(Extracted data entries)
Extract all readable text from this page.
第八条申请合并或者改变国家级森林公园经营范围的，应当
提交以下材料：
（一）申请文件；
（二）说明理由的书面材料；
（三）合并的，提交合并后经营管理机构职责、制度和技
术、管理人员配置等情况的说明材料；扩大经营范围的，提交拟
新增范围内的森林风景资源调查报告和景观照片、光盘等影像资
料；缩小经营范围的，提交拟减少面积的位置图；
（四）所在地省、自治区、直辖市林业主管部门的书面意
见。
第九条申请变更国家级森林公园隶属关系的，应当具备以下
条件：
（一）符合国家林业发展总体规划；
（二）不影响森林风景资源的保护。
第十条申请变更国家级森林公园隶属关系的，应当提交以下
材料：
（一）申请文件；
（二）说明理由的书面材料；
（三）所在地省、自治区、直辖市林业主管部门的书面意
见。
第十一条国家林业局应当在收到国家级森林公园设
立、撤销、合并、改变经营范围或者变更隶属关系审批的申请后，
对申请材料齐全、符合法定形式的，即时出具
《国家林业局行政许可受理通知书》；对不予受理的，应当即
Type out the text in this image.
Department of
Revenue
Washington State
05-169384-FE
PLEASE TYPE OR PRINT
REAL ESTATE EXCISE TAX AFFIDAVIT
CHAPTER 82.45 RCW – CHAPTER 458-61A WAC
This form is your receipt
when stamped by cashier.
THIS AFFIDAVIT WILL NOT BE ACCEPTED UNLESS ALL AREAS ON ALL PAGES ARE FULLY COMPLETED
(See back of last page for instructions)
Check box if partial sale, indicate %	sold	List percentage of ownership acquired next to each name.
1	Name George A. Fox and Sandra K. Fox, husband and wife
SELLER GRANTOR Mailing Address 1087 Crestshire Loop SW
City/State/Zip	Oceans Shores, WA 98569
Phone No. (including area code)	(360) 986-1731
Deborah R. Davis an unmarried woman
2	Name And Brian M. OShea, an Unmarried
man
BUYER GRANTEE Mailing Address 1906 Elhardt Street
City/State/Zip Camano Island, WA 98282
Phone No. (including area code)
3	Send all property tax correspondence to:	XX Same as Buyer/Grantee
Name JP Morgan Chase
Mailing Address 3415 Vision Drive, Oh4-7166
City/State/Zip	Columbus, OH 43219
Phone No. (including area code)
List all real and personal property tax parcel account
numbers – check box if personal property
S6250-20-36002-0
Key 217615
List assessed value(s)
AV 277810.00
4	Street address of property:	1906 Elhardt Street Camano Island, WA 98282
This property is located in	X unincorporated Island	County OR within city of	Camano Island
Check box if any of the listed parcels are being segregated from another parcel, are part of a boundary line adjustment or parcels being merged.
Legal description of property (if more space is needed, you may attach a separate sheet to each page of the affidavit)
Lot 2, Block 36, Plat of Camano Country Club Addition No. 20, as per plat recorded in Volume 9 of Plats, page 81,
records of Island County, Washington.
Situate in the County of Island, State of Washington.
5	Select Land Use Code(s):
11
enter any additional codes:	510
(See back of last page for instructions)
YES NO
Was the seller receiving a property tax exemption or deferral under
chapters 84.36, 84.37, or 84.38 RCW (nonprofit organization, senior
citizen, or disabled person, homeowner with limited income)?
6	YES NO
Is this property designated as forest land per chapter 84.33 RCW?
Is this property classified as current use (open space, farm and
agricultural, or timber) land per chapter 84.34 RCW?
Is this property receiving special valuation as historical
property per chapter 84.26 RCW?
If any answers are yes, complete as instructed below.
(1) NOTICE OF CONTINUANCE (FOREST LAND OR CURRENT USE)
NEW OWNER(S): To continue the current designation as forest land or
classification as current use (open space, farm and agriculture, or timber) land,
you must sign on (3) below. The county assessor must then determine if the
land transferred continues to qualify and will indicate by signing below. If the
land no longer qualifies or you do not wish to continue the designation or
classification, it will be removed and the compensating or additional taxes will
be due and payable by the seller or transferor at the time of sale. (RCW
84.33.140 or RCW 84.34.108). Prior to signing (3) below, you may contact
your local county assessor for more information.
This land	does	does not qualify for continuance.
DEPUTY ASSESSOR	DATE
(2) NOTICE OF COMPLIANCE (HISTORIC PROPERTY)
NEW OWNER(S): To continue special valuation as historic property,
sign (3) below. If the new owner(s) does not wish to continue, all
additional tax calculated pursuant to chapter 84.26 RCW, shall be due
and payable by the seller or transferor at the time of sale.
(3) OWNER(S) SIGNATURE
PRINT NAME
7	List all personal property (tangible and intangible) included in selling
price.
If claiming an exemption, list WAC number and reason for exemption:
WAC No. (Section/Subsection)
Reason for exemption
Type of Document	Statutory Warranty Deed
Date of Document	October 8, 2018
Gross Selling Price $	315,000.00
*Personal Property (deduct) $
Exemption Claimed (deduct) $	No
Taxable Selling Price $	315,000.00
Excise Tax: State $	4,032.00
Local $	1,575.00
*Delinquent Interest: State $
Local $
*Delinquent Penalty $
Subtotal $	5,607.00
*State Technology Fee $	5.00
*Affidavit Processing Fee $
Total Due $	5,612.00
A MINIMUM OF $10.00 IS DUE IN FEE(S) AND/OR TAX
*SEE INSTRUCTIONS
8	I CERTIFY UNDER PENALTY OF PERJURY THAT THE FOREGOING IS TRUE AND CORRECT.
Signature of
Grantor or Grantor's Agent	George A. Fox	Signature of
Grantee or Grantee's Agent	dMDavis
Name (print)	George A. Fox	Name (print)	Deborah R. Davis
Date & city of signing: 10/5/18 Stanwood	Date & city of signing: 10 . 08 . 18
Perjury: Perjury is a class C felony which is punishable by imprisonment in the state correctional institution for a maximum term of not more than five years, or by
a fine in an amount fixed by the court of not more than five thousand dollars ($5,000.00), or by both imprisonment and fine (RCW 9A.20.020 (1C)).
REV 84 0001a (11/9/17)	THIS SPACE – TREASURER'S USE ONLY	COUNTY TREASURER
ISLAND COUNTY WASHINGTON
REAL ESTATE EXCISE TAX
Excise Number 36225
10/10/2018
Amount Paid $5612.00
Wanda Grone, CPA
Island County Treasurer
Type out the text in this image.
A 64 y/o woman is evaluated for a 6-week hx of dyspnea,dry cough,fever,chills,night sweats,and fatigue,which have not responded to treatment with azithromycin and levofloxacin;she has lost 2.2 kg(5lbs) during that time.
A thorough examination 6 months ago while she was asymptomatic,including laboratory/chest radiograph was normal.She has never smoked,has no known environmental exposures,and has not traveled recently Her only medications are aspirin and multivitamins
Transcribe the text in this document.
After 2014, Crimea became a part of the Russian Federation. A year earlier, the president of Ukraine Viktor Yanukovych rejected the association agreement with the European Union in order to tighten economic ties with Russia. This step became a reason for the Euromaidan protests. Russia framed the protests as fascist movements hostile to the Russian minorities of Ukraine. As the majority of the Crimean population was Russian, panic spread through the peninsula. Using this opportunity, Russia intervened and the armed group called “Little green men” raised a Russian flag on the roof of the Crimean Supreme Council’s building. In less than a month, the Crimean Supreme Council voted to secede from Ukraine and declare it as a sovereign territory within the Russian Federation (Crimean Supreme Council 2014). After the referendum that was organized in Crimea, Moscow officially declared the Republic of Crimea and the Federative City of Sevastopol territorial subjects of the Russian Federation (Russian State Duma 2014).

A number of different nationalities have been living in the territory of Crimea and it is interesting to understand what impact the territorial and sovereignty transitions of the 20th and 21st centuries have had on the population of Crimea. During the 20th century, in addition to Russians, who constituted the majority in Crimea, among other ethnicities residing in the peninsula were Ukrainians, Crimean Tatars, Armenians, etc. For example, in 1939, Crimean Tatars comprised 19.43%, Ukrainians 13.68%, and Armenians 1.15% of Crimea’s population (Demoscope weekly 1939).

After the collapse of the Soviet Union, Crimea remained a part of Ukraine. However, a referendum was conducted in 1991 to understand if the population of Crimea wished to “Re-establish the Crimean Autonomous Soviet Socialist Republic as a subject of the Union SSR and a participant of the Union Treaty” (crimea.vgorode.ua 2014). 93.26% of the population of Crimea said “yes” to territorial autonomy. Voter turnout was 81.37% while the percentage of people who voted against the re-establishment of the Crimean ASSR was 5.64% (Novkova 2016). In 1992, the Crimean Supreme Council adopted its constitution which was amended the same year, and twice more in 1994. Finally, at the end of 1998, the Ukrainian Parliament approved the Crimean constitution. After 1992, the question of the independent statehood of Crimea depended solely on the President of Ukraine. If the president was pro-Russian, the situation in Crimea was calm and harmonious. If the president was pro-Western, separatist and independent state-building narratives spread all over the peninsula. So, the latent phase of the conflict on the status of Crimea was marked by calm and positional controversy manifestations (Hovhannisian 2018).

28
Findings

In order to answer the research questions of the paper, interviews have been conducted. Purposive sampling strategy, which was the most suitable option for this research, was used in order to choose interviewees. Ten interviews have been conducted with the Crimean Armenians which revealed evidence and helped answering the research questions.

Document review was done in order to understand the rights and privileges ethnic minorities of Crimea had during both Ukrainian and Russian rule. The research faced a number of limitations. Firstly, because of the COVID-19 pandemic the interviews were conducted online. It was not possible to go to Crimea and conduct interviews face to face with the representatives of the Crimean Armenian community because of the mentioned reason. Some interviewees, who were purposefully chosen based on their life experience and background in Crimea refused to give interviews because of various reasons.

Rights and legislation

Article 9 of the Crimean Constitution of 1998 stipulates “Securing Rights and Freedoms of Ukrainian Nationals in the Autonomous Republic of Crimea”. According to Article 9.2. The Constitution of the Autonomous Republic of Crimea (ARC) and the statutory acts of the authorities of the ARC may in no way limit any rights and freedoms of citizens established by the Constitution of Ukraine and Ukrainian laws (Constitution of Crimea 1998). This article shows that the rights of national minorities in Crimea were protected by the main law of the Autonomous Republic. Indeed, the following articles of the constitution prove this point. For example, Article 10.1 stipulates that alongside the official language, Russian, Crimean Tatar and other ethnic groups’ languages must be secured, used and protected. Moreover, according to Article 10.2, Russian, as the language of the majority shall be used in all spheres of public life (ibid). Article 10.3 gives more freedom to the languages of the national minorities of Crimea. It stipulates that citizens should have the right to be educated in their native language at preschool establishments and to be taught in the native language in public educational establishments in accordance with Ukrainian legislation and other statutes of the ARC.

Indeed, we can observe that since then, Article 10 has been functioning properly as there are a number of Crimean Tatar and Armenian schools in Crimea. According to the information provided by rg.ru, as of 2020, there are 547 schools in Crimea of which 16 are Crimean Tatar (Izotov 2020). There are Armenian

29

### GIVEN INSTRUCTION:
From the records above, pull out every line containing the word "information".

### RESPONSE TO THIS EXERCISE:
your local county assessor for more information.
Indeed, we can observe that since then, Article 10 has been functioning properly as there are a number of Crimean Tatar and Armenian schools in Crimea. According to the information provided by rg.ru, as of 2020, there are 547 schools in Crimea of which 16 are Crimean Tatar (Izotov 2020). There are Armenian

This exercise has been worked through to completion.